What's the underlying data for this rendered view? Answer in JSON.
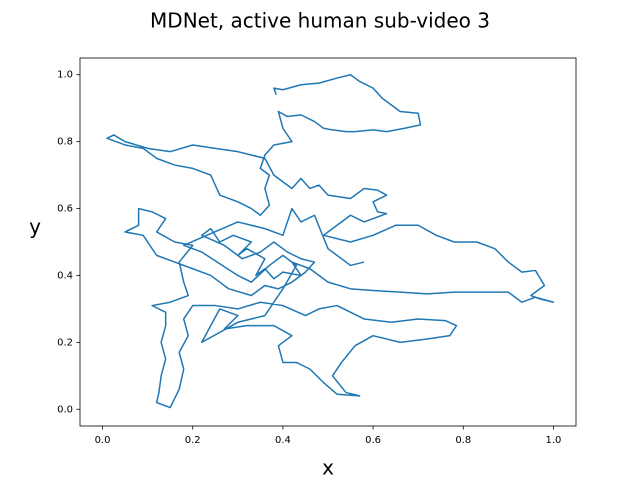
{
  "chart_data": {
    "type": "line",
    "title": "MDNet, active human sub-video 3",
    "x_label": "x",
    "y_label": "y",
    "color": "#1f77b4",
    "xlim": [
      -0.05,
      1.05
    ],
    "ylim": [
      -0.05,
      1.05
    ],
    "xticks": [
      {
        "value": 0,
        "label": "0.0"
      },
      0.2,
      0.4,
      0.6,
      0.8,
      {
        "value": 1,
        "label": "1.0"
      }
    ],
    "yticks": [
      {
        "value": 0,
        "label": "0.0"
      },
      0.2,
      0.4,
      0.6,
      0.8,
      {
        "value": 1,
        "label": "1.0"
      }
    ],
    "x": [
      0.385,
      0.38,
      0.4,
      0.44,
      0.48,
      0.52,
      0.55,
      0.57,
      0.6,
      0.62,
      0.66,
      0.7,
      0.705,
      0.67,
      0.63,
      0.6,
      0.56,
      0.54,
      0.51,
      0.49,
      0.47,
      0.44,
      0.41,
      0.39,
      0.4,
      0.42,
      0.38,
      0.36,
      0.35,
      0.37,
      0.36,
      0.37,
      0.35,
      0.33,
      0.3,
      0.26,
      0.24,
      0.2,
      0.16,
      0.12,
      0.09,
      0.05,
      0.01,
      0.025,
      0.05,
      0.1,
      0.15,
      0.2,
      0.25,
      0.3,
      0.36,
      0.38,
      0.42,
      0.44,
      0.46,
      0.48,
      0.5,
      0.55,
      0.58,
      0.61,
      0.63,
      0.6,
      0.61,
      0.63,
      0.58,
      0.55,
      0.52,
      0.49,
      0.55,
      0.6,
      0.65,
      0.7,
      0.74,
      0.78,
      0.83,
      0.87,
      0.9,
      0.93,
      0.96,
      0.98,
      0.95,
      0.97,
      1.0,
      0.96,
      0.93,
      0.9,
      0.84,
      0.78,
      0.72,
      0.66,
      0.6,
      0.55,
      0.5,
      0.46,
      0.42,
      0.44,
      0.4,
      0.38,
      0.36,
      0.34,
      0.36,
      0.32,
      0.3,
      0.33,
      0.29,
      0.26,
      0.24,
      0.22,
      0.27,
      0.31,
      0.35,
      0.38,
      0.41,
      0.44,
      0.47,
      0.45,
      0.42,
      0.39,
      0.36,
      0.33,
      0.28,
      0.24,
      0.2,
      0.16,
      0.12,
      0.09,
      0.05,
      0.08,
      0.08,
      0.11,
      0.14,
      0.12,
      0.16,
      0.2,
      0.17,
      0.18,
      0.19,
      0.15,
      0.11,
      0.14,
      0.14,
      0.13,
      0.14,
      0.13,
      0.125,
      0.12,
      0.15,
      0.17,
      0.18,
      0.17,
      0.19,
      0.18,
      0.2,
      0.25,
      0.3,
      0.35,
      0.4,
      0.45,
      0.48,
      0.52,
      0.58,
      0.64,
      0.7,
      0.76,
      0.785,
      0.77,
      0.72,
      0.66,
      0.6,
      0.56,
      0.53,
      0.51,
      0.54,
      0.57,
      0.52,
      0.49,
      0.46,
      0.43,
      0.4,
      0.39,
      0.42,
      0.38,
      0.32,
      0.27,
      0.3,
      0.26,
      0.22,
      0.3,
      0.36,
      0.4,
      0.43,
      0.4,
      0.37,
      0.33,
      0.3,
      0.22,
      0.18,
      0.3,
      0.36,
      0.4,
      0.42,
      0.44,
      0.47,
      0.5,
      0.55,
      0.58
    ],
    "values": [
      0.94,
      0.96,
      0.955,
      0.97,
      0.975,
      0.99,
      1.0,
      0.98,
      0.96,
      0.93,
      0.89,
      0.885,
      0.85,
      0.84,
      0.83,
      0.835,
      0.83,
      0.83,
      0.835,
      0.84,
      0.86,
      0.88,
      0.875,
      0.89,
      0.84,
      0.8,
      0.79,
      0.76,
      0.72,
      0.7,
      0.66,
      0.61,
      0.58,
      0.6,
      0.62,
      0.64,
      0.7,
      0.72,
      0.73,
      0.75,
      0.78,
      0.79,
      0.81,
      0.82,
      0.8,
      0.78,
      0.77,
      0.79,
      0.78,
      0.77,
      0.75,
      0.7,
      0.66,
      0.69,
      0.66,
      0.67,
      0.64,
      0.63,
      0.66,
      0.655,
      0.64,
      0.62,
      0.59,
      0.585,
      0.56,
      0.58,
      0.55,
      0.52,
      0.5,
      0.52,
      0.55,
      0.55,
      0.52,
      0.5,
      0.5,
      0.48,
      0.44,
      0.41,
      0.415,
      0.37,
      0.34,
      0.33,
      0.32,
      0.335,
      0.32,
      0.35,
      0.35,
      0.35,
      0.345,
      0.35,
      0.355,
      0.36,
      0.38,
      0.42,
      0.44,
      0.4,
      0.41,
      0.39,
      0.42,
      0.4,
      0.45,
      0.48,
      0.46,
      0.5,
      0.52,
      0.5,
      0.54,
      0.52,
      0.49,
      0.45,
      0.47,
      0.5,
      0.47,
      0.45,
      0.44,
      0.41,
      0.38,
      0.36,
      0.37,
      0.34,
      0.36,
      0.4,
      0.42,
      0.44,
      0.46,
      0.52,
      0.53,
      0.55,
      0.6,
      0.59,
      0.57,
      0.53,
      0.5,
      0.49,
      0.44,
      0.38,
      0.34,
      0.32,
      0.31,
      0.29,
      0.25,
      0.2,
      0.15,
      0.1,
      0.05,
      0.02,
      0.005,
      0.06,
      0.12,
      0.17,
      0.22,
      0.27,
      0.31,
      0.31,
      0.3,
      0.32,
      0.31,
      0.28,
      0.3,
      0.31,
      0.27,
      0.26,
      0.27,
      0.265,
      0.25,
      0.22,
      0.21,
      0.2,
      0.22,
      0.19,
      0.14,
      0.1,
      0.05,
      0.04,
      0.045,
      0.08,
      0.12,
      0.14,
      0.14,
      0.19,
      0.22,
      0.25,
      0.25,
      0.24,
      0.28,
      0.3,
      0.2,
      0.26,
      0.28,
      0.36,
      0.43,
      0.46,
      0.43,
      0.38,
      0.4,
      0.47,
      0.49,
      0.56,
      0.54,
      0.52,
      0.6,
      0.56,
      0.58,
      0.48,
      0.43,
      0.44
    ]
  }
}
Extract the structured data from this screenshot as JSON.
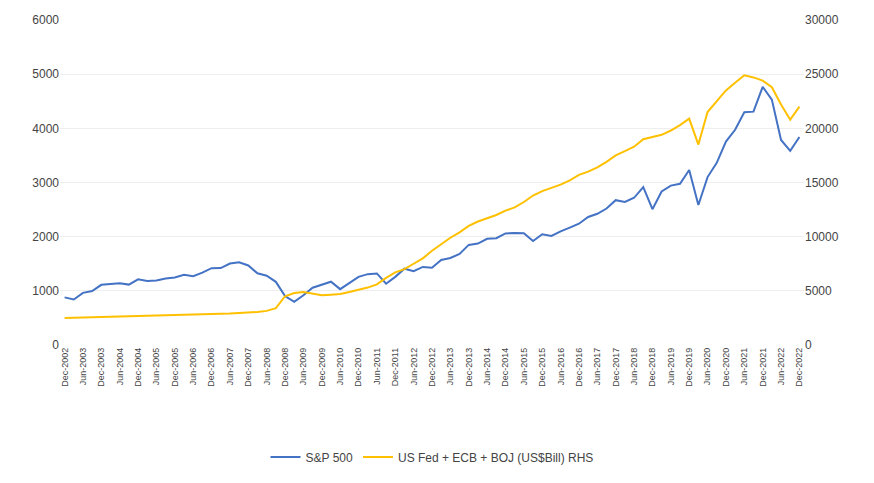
{
  "chart_data": {
    "type": "line",
    "categories": [
      "Dec-2002",
      null,
      "Jun-2003",
      null,
      "Dec-2003",
      null,
      "Jun-2004",
      null,
      "Dec-2004",
      null,
      "Jun-2005",
      null,
      "Dec-2005",
      null,
      "Jun-2006",
      null,
      "Dec-2006",
      null,
      "Jun-2007",
      null,
      "Dec-2007",
      null,
      "Jun-2008",
      null,
      "Dec-2008",
      null,
      "Jun-2009",
      null,
      "Dec-2009",
      null,
      "Jun-2010",
      null,
      "Dec-2010",
      null,
      "Jun-2011",
      null,
      "Dec-2011",
      null,
      "Jun-2012",
      null,
      "Dec-2012",
      null,
      "Jun-2013",
      null,
      "Dec-2013",
      null,
      "Jun-2014",
      null,
      "Dec-2014",
      null,
      "Jun-2015",
      null,
      "Dec-2015",
      null,
      "Jun-2016",
      null,
      "Dec-2016",
      null,
      "Jun-2017",
      null,
      "Dec-2017",
      null,
      "Jun-2018",
      null,
      "Dec-2018",
      null,
      "Jun-2019",
      null,
      "Dec-2019",
      null,
      "Jun-2020",
      null,
      "Dec-2020",
      null,
      "Jun-2021",
      null,
      "Dec-2021",
      null,
      "Jun-2022",
      null,
      "Dec-2022"
    ],
    "series": [
      {
        "name": "S&P 500",
        "color": "#4472C4",
        "axis": "y",
        "values": [
          879,
          841,
          963,
          996,
          1111,
          1126,
          1141,
          1115,
          1212,
          1181,
          1191,
          1228,
          1248,
          1295,
          1270,
          1336,
          1418,
          1421,
          1503,
          1527,
          1468,
          1323,
          1280,
          1166,
          903,
          798,
          919,
          1057,
          1115,
          1169,
          1031,
          1141,
          1258,
          1308,
          1321,
          1131,
          1258,
          1408,
          1362,
          1441,
          1426,
          1569,
          1606,
          1682,
          1848,
          1872,
          1960,
          1972,
          2059,
          2068,
          2063,
          1920,
          2044,
          2013,
          2099,
          2168,
          2239,
          2363,
          2423,
          2519,
          2674,
          2641,
          2718,
          2914,
          2507,
          2834,
          2942,
          2977,
          3231,
          2585,
          3100,
          3363,
          3756,
          3973,
          4298,
          4308,
          4766,
          4530,
          3785,
          3585,
          3840
        ]
      },
      {
        "name": "US Fed + ECB + BOJ (US$Bill) RHS",
        "color": "#FFC000",
        "axis": "y2",
        "values": [
          2500,
          2520,
          2540,
          2560,
          2580,
          2600,
          2620,
          2640,
          2660,
          2680,
          2700,
          2720,
          2740,
          2760,
          2780,
          2800,
          2820,
          2850,
          2900,
          2960,
          3000,
          3050,
          3150,
          3400,
          4500,
          4800,
          4900,
          4750,
          4600,
          4650,
          4700,
          4900,
          5100,
          5300,
          5600,
          6200,
          6700,
          7000,
          7500,
          8000,
          8700,
          9300,
          9900,
          10400,
          11000,
          11400,
          11700,
          12000,
          12400,
          12700,
          13200,
          13800,
          14200,
          14500,
          14800,
          15200,
          15700,
          16000,
          16400,
          16900,
          17500,
          17900,
          18300,
          19000,
          19200,
          19400,
          19800,
          20300,
          20900,
          18500,
          21500,
          22500,
          23500,
          24200,
          24900,
          24700,
          24400,
          23800,
          22200,
          20800,
          22000
        ]
      }
    ],
    "ylim": [
      0,
      6000
    ],
    "yticks": [
      0,
      1000,
      2000,
      3000,
      4000,
      5000,
      6000
    ],
    "y2lim": [
      0,
      30000
    ],
    "y2ticks": [
      0,
      5000,
      10000,
      15000,
      20000,
      25000,
      30000
    ],
    "grid": true,
    "legend": "bottom"
  }
}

# Task statement
Extract every line of the records above that contains the word "JSON".

# Problem solution
What's the underlying data for this rendered view? Answer in JSON.
Extract the structured data from this screenshot as JSON.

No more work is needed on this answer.